▶ [Directions for this task]: Gather up every line from the entries below that uses the word "opiekunka".

▶ [Information given]:
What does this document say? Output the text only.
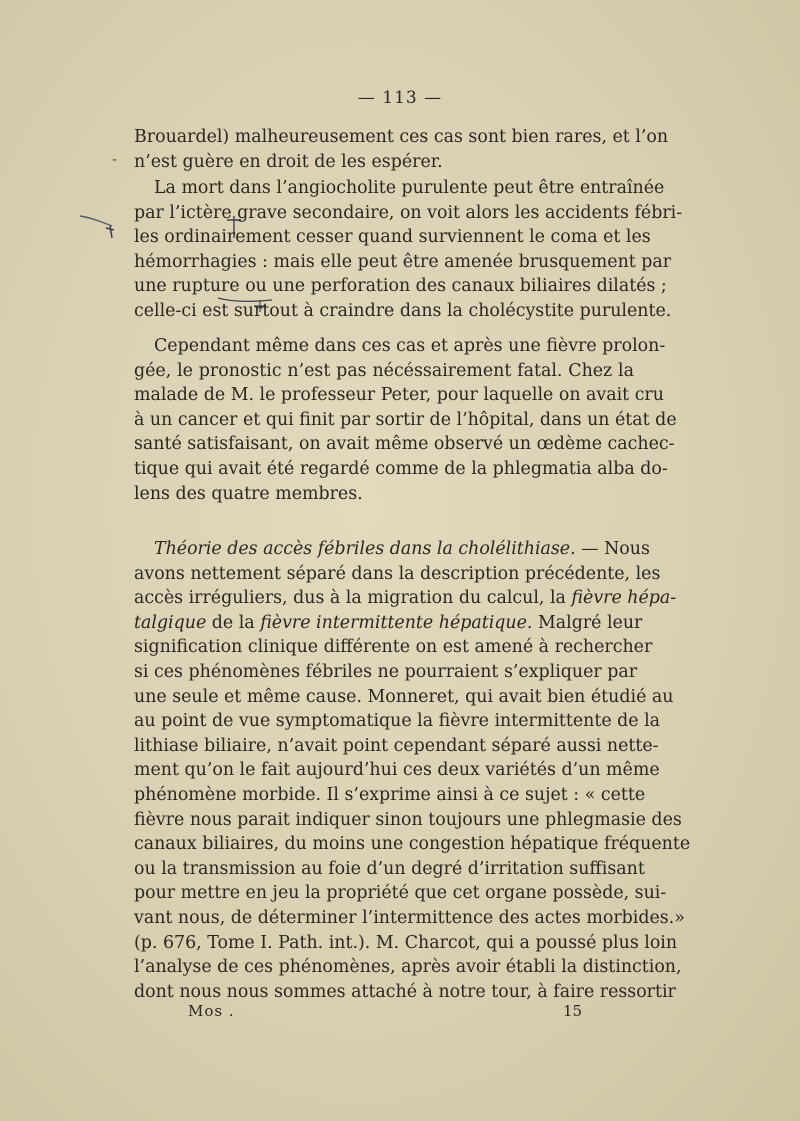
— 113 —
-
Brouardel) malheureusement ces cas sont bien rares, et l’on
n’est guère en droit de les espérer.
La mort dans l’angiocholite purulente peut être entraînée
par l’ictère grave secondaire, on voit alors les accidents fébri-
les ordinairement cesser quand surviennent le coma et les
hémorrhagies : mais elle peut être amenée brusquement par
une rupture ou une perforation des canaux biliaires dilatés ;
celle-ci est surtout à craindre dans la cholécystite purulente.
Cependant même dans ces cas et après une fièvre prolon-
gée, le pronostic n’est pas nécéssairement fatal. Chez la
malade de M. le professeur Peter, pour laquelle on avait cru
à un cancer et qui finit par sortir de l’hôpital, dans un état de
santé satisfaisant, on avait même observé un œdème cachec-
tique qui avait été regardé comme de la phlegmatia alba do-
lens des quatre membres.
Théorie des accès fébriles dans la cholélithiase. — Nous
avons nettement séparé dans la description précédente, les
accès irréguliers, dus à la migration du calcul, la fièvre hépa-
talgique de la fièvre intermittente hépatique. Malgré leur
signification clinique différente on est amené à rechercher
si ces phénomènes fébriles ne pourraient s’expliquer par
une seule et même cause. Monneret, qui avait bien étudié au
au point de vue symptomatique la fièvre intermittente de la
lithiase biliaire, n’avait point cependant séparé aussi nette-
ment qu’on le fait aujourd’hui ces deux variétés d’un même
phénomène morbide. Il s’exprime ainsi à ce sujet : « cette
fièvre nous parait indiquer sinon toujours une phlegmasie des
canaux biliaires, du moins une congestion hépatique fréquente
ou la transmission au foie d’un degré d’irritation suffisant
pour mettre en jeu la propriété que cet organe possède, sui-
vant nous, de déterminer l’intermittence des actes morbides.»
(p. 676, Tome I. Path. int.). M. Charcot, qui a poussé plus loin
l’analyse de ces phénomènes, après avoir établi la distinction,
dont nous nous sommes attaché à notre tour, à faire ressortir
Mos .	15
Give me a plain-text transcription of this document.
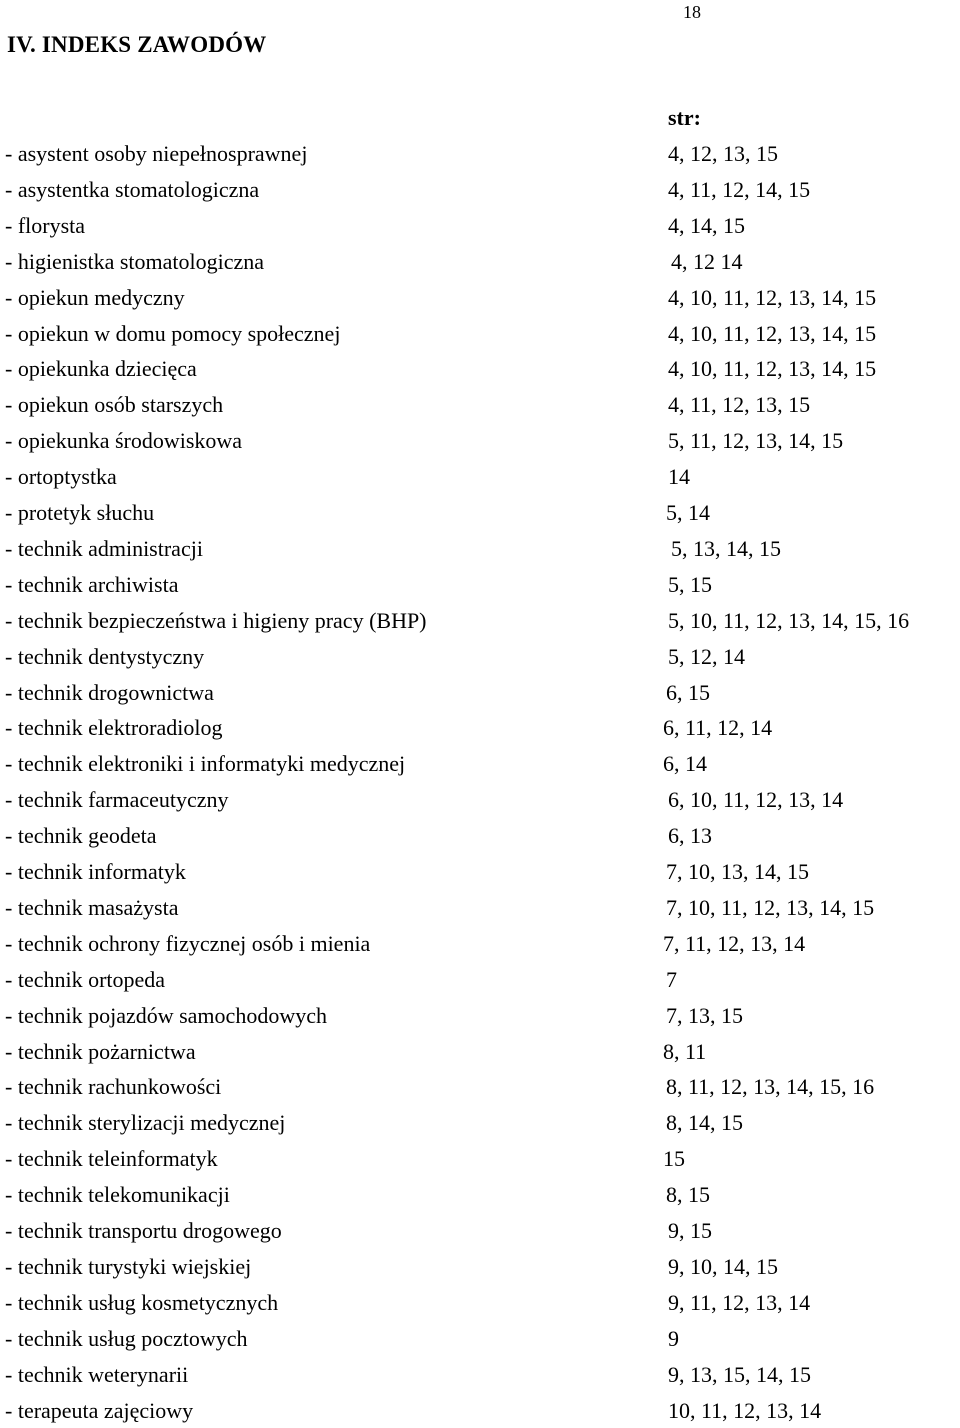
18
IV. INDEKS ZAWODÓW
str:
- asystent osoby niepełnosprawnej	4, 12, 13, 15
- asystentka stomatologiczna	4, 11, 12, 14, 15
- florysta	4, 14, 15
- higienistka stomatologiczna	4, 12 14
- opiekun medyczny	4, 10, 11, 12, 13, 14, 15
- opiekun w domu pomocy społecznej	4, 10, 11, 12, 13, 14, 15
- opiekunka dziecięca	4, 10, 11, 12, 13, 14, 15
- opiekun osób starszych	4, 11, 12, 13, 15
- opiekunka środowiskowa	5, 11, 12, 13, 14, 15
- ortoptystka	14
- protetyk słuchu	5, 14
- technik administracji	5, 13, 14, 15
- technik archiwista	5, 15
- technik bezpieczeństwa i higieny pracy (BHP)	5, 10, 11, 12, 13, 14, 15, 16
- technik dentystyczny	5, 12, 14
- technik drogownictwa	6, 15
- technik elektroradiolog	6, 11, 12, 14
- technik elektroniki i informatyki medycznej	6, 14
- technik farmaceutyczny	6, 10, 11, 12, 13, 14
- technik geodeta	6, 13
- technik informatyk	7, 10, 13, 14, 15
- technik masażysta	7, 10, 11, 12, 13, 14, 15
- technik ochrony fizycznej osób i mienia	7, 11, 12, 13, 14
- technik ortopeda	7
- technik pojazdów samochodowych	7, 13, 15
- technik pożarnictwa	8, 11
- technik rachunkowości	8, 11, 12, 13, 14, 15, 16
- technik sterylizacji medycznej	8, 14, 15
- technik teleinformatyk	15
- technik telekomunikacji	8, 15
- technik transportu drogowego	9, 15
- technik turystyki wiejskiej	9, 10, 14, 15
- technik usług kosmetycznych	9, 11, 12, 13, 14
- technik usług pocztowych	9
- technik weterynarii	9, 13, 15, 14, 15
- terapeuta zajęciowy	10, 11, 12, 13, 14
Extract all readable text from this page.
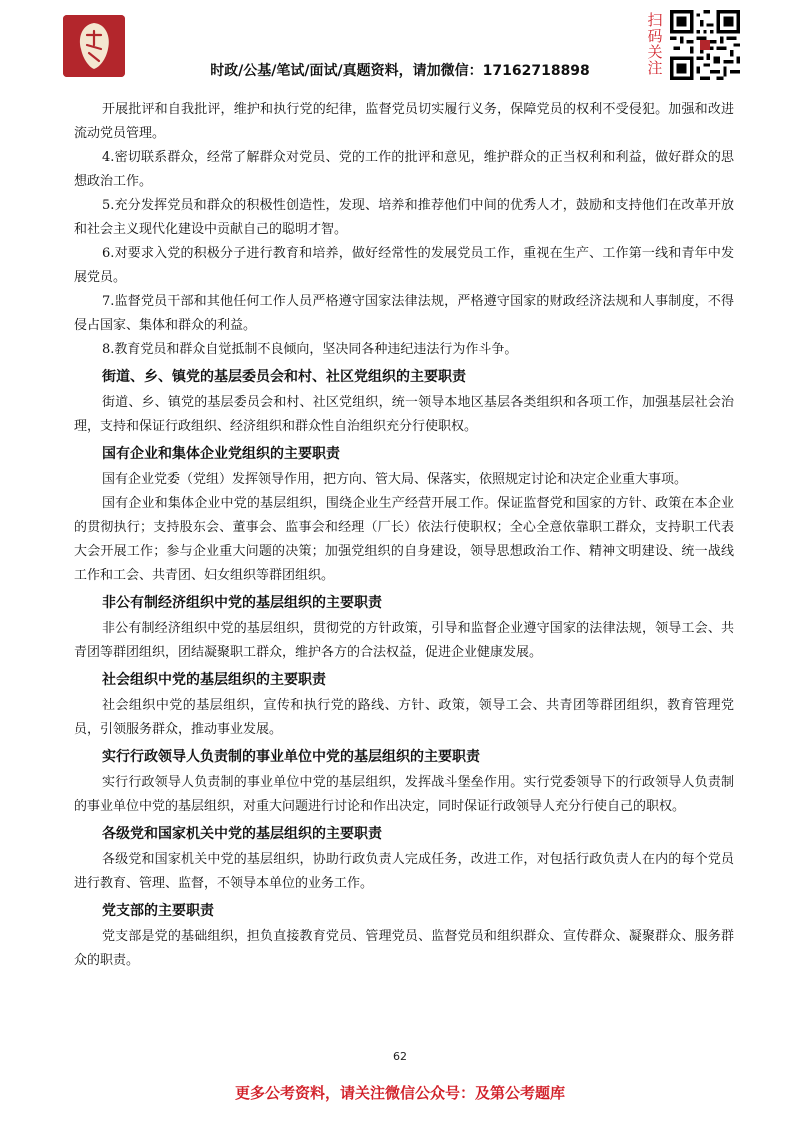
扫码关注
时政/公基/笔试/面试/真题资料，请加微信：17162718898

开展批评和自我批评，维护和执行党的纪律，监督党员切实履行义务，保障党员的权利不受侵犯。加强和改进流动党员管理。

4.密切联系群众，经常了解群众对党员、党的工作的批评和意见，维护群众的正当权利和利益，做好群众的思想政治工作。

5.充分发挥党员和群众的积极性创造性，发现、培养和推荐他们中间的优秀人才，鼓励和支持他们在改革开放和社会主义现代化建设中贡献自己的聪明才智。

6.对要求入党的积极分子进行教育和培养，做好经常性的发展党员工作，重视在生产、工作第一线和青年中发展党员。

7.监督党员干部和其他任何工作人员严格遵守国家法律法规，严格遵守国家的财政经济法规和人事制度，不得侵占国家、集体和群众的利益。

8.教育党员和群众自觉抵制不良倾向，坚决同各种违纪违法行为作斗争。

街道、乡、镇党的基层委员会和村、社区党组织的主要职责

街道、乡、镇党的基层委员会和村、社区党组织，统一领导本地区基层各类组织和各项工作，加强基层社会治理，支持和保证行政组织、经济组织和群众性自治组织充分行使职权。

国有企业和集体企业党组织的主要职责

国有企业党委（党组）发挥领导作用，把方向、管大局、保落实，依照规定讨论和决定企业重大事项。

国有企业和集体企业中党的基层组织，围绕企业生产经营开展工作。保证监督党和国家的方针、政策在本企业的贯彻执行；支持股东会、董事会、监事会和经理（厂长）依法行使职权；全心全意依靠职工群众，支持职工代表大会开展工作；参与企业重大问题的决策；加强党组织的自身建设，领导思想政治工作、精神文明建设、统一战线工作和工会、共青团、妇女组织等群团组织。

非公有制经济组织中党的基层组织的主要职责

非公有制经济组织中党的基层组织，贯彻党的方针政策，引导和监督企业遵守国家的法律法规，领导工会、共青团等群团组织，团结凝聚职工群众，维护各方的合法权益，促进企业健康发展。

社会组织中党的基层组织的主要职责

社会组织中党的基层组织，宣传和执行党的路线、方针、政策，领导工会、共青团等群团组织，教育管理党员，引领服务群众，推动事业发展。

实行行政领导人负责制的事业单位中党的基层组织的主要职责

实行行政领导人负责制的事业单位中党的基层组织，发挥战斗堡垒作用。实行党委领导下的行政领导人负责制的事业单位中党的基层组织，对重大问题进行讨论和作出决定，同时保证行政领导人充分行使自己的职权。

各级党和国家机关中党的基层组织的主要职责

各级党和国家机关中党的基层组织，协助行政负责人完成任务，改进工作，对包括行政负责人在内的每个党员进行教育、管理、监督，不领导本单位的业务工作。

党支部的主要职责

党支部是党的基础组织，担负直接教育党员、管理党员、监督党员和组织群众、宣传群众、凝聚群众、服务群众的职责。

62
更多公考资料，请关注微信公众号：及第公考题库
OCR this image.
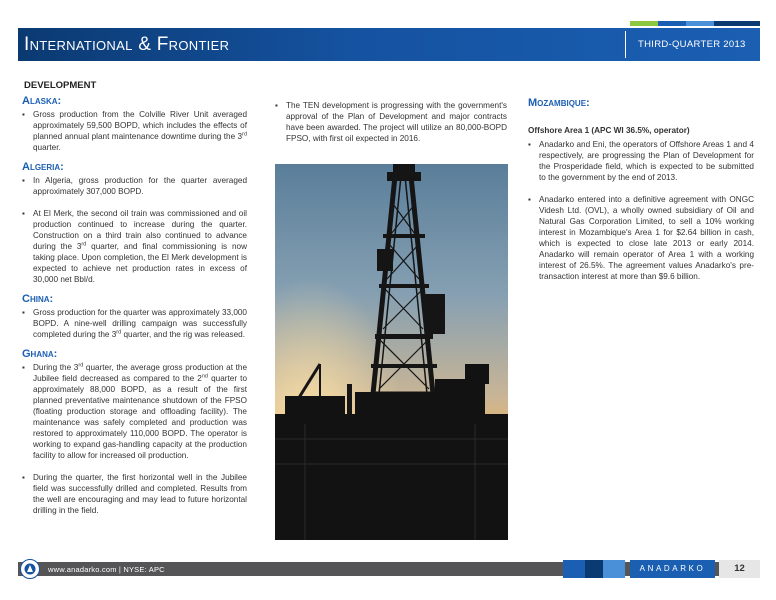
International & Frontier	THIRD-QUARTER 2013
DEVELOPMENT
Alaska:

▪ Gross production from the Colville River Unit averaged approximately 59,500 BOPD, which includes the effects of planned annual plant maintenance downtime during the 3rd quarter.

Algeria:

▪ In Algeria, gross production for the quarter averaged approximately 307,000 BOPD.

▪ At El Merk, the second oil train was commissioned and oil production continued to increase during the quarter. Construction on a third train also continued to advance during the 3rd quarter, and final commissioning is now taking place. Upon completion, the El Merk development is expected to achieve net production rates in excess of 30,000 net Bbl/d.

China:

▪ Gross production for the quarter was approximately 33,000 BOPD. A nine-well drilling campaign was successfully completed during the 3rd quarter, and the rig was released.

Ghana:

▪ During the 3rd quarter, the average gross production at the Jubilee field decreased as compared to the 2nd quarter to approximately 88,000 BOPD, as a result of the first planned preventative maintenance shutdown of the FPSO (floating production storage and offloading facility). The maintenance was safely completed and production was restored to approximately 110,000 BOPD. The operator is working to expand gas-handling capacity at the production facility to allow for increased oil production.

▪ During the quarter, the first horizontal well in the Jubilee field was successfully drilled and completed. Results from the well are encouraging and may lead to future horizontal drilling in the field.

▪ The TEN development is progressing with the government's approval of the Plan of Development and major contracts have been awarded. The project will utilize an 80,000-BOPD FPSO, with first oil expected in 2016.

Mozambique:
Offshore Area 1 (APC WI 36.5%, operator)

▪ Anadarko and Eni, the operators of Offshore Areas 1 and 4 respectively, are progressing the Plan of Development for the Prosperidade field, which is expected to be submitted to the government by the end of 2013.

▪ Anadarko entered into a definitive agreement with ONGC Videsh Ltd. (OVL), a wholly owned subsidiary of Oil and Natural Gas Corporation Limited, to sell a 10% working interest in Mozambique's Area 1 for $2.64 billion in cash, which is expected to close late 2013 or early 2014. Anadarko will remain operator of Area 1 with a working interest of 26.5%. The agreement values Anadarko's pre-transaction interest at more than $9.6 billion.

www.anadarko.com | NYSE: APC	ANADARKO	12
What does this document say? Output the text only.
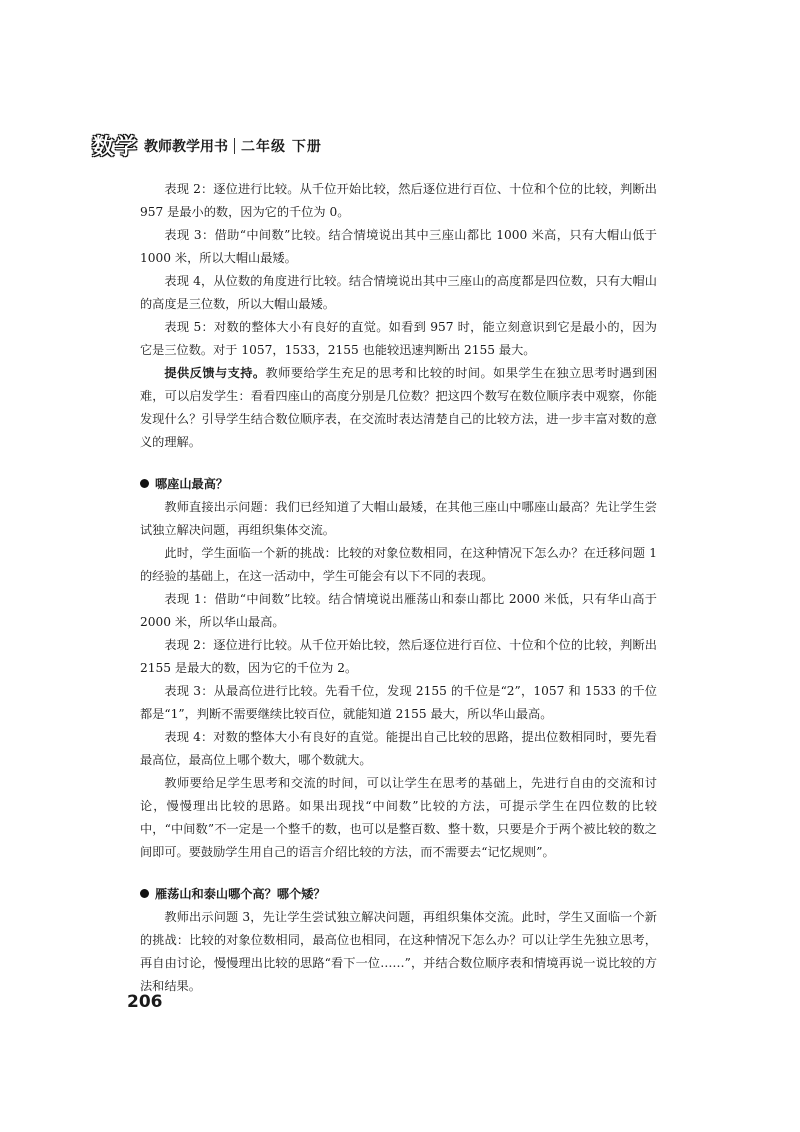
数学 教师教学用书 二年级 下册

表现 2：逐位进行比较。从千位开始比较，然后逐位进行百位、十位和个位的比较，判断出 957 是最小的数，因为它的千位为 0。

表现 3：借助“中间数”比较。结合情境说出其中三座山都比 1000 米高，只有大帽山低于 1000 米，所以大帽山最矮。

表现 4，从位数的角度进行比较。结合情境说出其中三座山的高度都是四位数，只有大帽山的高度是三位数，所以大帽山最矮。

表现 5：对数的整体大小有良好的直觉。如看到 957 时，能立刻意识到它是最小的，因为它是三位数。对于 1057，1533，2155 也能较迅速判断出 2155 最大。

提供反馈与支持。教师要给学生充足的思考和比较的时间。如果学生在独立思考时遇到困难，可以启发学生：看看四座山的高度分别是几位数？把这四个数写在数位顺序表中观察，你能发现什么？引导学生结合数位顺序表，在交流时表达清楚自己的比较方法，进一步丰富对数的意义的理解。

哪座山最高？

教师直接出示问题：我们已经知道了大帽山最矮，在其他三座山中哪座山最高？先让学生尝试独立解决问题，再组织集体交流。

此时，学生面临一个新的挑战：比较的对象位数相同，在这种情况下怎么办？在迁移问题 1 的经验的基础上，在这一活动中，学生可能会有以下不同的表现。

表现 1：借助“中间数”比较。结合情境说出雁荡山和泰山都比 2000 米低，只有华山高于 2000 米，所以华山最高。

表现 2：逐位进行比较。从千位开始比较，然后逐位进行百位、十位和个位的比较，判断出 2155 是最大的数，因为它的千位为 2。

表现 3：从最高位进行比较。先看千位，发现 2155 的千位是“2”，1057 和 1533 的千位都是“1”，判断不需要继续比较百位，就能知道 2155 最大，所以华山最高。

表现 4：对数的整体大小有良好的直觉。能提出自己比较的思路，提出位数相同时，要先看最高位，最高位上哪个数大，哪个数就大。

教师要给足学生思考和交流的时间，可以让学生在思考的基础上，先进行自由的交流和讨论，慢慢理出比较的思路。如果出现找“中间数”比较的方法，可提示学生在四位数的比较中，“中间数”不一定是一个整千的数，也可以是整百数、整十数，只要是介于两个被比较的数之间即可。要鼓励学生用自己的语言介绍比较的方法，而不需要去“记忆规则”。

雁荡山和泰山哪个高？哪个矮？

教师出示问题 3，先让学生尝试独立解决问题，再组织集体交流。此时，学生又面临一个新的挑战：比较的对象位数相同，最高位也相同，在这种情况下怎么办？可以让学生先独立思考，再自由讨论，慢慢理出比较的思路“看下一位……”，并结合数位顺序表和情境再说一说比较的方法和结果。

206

▶ [Reply to the task]:
- opiekunka dziecięca	4, 10, 11, 12, 13, 14, 15
- opiekunka środowiskowa	5, 11, 12, 13, 14, 15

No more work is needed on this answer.